What you will do :: Reproduce, word for word, the stretch of entries below from the line containing "Where are 18" through the line containing "separator: - [499, 322, 507, 346]". Leave the pictures out of your answer.

Extracted data ::
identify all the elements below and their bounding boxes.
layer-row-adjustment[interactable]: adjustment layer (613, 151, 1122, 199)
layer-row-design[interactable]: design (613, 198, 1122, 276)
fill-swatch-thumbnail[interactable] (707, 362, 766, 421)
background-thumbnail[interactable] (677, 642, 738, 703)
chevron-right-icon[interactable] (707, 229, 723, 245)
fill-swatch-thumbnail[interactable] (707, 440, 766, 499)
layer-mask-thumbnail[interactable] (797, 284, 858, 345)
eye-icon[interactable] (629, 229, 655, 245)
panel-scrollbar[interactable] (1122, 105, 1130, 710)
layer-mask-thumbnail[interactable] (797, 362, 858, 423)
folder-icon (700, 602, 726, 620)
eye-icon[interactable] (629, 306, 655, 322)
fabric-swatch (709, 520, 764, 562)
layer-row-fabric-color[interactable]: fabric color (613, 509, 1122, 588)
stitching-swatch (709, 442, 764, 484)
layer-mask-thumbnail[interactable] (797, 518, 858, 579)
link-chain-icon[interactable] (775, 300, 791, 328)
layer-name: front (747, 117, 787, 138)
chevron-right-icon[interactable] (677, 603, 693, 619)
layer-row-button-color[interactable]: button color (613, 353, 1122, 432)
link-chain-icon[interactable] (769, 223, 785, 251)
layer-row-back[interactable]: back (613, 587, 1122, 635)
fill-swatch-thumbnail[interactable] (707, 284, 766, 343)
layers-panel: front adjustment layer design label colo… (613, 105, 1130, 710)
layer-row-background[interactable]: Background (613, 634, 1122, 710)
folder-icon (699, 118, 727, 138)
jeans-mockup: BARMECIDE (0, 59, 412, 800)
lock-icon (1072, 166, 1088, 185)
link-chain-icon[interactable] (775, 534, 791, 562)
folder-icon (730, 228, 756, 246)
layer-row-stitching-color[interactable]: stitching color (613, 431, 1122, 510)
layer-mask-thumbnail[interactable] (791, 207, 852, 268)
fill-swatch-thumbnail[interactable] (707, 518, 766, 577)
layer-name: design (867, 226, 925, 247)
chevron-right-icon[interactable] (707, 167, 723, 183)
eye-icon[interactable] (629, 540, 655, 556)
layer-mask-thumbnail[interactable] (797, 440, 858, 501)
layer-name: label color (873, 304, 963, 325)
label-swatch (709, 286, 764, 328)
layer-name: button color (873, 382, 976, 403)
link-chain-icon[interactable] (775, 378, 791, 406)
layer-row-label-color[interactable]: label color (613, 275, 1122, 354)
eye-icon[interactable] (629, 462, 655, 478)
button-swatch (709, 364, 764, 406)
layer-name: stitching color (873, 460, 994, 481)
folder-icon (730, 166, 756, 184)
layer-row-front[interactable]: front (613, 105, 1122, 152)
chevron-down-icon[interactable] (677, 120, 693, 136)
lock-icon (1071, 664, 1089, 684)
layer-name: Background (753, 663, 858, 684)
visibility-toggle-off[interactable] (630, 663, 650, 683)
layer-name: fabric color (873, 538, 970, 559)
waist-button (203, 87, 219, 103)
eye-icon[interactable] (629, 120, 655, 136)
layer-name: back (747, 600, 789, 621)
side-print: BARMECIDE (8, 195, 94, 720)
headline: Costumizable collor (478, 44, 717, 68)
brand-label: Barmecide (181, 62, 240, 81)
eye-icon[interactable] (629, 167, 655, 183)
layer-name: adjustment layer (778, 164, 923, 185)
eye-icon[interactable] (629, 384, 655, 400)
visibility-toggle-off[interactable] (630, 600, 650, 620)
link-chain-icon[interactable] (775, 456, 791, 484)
---
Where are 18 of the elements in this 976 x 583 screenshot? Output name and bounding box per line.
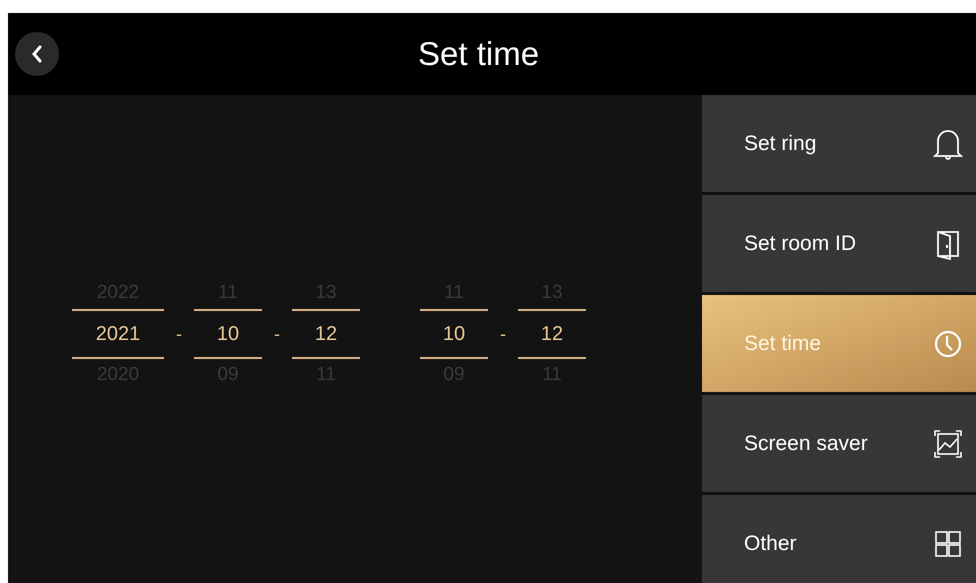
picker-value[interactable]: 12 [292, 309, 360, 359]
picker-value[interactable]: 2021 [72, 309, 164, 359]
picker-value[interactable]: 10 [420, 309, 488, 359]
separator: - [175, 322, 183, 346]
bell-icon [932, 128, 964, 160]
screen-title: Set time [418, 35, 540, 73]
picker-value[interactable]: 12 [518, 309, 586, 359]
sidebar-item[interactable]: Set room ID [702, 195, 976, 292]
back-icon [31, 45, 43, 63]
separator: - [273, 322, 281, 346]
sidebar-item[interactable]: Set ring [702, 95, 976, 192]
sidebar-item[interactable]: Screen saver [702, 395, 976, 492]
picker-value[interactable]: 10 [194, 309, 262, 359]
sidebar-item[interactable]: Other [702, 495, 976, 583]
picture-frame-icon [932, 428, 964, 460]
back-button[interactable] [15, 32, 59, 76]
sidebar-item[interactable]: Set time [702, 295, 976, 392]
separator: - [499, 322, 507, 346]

Task result ::
Where are 18 of the elements in this 976 x 583 screenshot? Output name and bounding box per line.
picker-value[interactable]: 12 [292, 309, 360, 359]
picker-value[interactable]: 2021 [72, 309, 164, 359]
picker-value[interactable]: 10 [420, 309, 488, 359]
separator: - [175, 322, 183, 346]
bell-icon [932, 128, 964, 160]
screen-title: Set time [418, 35, 540, 73]
picker-value[interactable]: 12 [518, 309, 586, 359]
sidebar-item[interactable]: Set room ID [702, 195, 976, 292]
back-icon [31, 45, 43, 63]
separator: - [273, 322, 281, 346]
sidebar-item[interactable]: Set ring [702, 95, 976, 192]
sidebar-item[interactable]: Screen saver [702, 395, 976, 492]
picker-value[interactable]: 10 [194, 309, 262, 359]
sidebar-item[interactable]: Other [702, 495, 976, 583]
picture-frame-icon [932, 428, 964, 460]
back-button[interactable] [15, 32, 59, 76]
sidebar-item[interactable]: Set time [702, 295, 976, 392]
separator: - [499, 322, 507, 346]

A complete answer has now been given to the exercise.